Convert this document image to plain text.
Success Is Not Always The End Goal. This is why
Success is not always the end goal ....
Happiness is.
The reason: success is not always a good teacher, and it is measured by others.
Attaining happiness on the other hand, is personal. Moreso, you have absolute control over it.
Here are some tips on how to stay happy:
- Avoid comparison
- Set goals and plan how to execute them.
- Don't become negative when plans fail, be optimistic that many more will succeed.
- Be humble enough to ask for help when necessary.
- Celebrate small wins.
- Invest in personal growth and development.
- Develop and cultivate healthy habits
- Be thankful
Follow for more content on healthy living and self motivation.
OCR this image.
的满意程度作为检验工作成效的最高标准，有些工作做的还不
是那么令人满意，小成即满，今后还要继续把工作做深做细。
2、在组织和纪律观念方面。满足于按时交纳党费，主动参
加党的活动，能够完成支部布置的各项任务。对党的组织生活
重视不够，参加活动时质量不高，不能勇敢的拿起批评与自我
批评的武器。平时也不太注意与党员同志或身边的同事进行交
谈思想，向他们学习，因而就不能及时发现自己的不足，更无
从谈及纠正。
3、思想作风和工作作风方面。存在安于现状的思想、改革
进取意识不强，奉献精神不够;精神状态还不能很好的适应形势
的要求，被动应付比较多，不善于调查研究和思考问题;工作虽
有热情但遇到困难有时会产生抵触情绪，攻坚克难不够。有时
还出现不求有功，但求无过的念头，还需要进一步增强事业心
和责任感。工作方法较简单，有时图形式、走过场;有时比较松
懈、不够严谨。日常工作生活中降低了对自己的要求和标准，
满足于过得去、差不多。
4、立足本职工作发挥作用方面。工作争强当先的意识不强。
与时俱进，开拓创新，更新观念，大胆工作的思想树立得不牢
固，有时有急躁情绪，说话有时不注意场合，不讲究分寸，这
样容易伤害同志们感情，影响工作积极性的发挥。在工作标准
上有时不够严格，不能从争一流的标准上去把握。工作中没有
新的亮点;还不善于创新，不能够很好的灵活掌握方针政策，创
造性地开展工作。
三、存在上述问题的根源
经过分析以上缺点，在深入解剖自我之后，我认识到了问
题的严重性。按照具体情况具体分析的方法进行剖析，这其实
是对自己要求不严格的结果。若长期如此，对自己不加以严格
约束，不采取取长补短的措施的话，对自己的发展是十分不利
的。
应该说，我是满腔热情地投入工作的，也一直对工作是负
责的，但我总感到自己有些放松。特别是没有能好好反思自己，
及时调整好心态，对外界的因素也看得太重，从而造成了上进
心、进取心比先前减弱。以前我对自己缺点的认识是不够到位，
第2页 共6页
____________
▶ Exercise description: Only the lines from the one containing "OCR this image." to the end of the records should be repeated, exactly as they appear.

▶ Result:
OCR this image.
的满意程度作为检验工作成效的最高标准，有些工作做的还不
是那么令人满意，小成即满，今后还要继续把工作做深做细。
2、在组织和纪律观念方面。满足于按时交纳党费，主动参
加党的活动，能够完成支部布置的各项任务。对党的组织生活
重视不够，参加活动时质量不高，不能勇敢的拿起批评与自我
批评的武器。平时也不太注意与党员同志或身边的同事进行交
谈思想，向他们学习，因而就不能及时发现自己的不足，更无
从谈及纠正。
3、思想作风和工作作风方面。存在安于现状的思想、改革
进取意识不强，奉献精神不够;精神状态还不能很好的适应形势
的要求，被动应付比较多，不善于调查研究和思考问题;工作虽
有热情但遇到困难有时会产生抵触情绪，攻坚克难不够。有时
还出现不求有功，但求无过的念头，还需要进一步增强事业心
和责任感。工作方法较简单，有时图形式、走过场;有时比较松
懈、不够严谨。日常工作生活中降低了对自己的要求和标准，
满足于过得去、差不多。
4、立足本职工作发挥作用方面。工作争强当先的意识不强。
与时俱进，开拓创新，更新观念，大胆工作的思想树立得不牢
固，有时有急躁情绪，说话有时不注意场合，不讲究分寸，这
样容易伤害同志们感情，影响工作积极性的发挥。在工作标准
上有时不够严格，不能从争一流的标准上去把握。工作中没有
新的亮点;还不善于创新，不能够很好的灵活掌握方针政策，创
造性地开展工作。
三、存在上述问题的根源
经过分析以上缺点，在深入解剖自我之后，我认识到了问
题的严重性。按照具体情况具体分析的方法进行剖析，这其实
是对自己要求不严格的结果。若长期如此，对自己不加以严格
约束，不采取取长补短的措施的话，对自己的发展是十分不利
的。
应该说，我是满腔热情地投入工作的，也一直对工作是负
责的，但我总感到自己有些放松。特别是没有能好好反思自己，
及时调整好心态，对外界的因素也看得太重，从而造成了上进
心、进取心比先前减弱。以前我对自己缺点的认识是不够到位，
第2页 共6页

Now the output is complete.